Stored data entries:
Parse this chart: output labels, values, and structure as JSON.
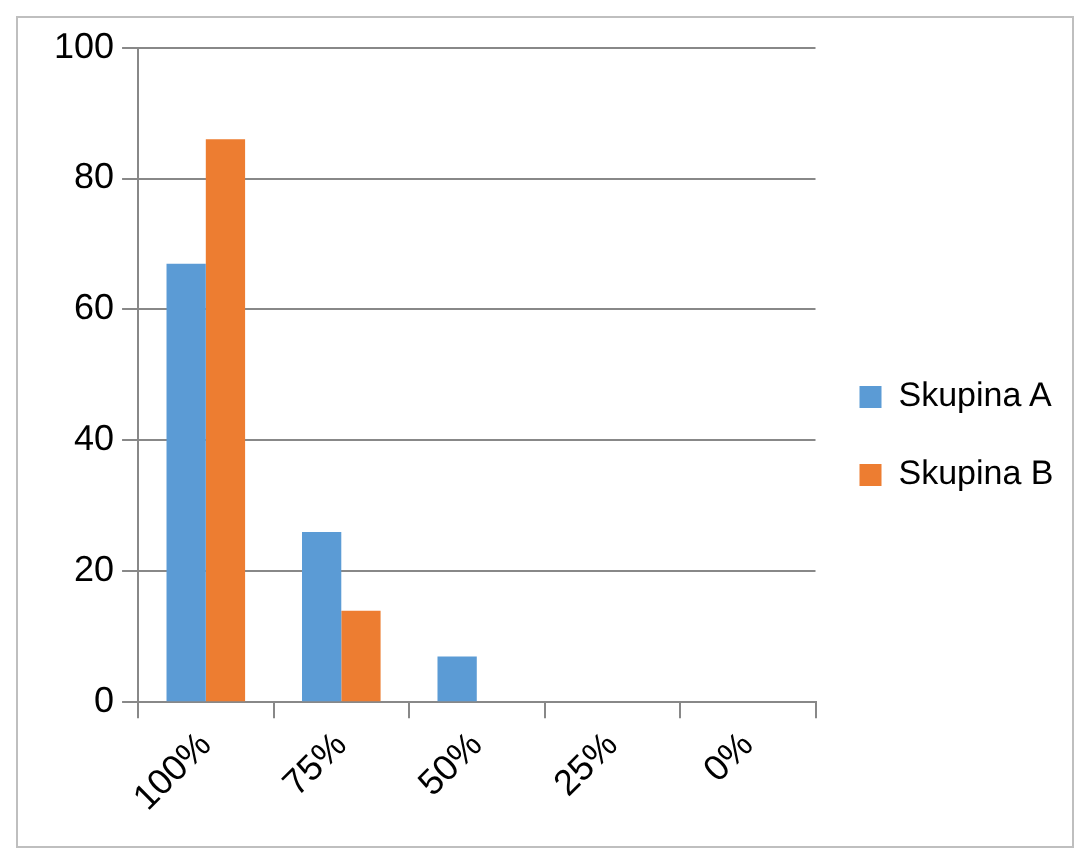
{
  "chart_data": {
    "type": "bar",
    "categories": [
      "100%",
      "75%",
      "50%",
      "25%",
      "0%"
    ],
    "series": [
      {
        "name": "Skupina A",
        "color": "#5b9bd5",
        "values": [
          67,
          26,
          7,
          0,
          0
        ]
      },
      {
        "name": "Skupina B",
        "color": "#ed7d31",
        "values": [
          86,
          14,
          0,
          0,
          0
        ]
      }
    ],
    "ylim": [
      0,
      100
    ],
    "yticks": [
      0,
      20,
      40,
      60,
      80,
      100
    ],
    "grid": "y",
    "legend": "right"
  }
}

SET TASK:
Without the pictures, transcribe the listing above exactly.

WRITTEN SOLUTION:
Parse this chart: output labels, values, and structure as JSON.
{
  "chart_data": {
    "type": "bar",
    "categories": [
      "100%",
      "75%",
      "50%",
      "25%",
      "0%"
    ],
    "series": [
      {
        "name": "Skupina A",
        "color": "#5b9bd5",
        "values": [
          67,
          26,
          7,
          0,
          0
        ]
      },
      {
        "name": "Skupina B",
        "color": "#ed7d31",
        "values": [
          86,
          14,
          0,
          0,
          0
        ]
      }
    ],
    "ylim": [
      0,
      100
    ],
    "yticks": [
      0,
      20,
      40,
      60,
      80,
      100
    ],
    "grid": "y",
    "legend": "right"
  }
}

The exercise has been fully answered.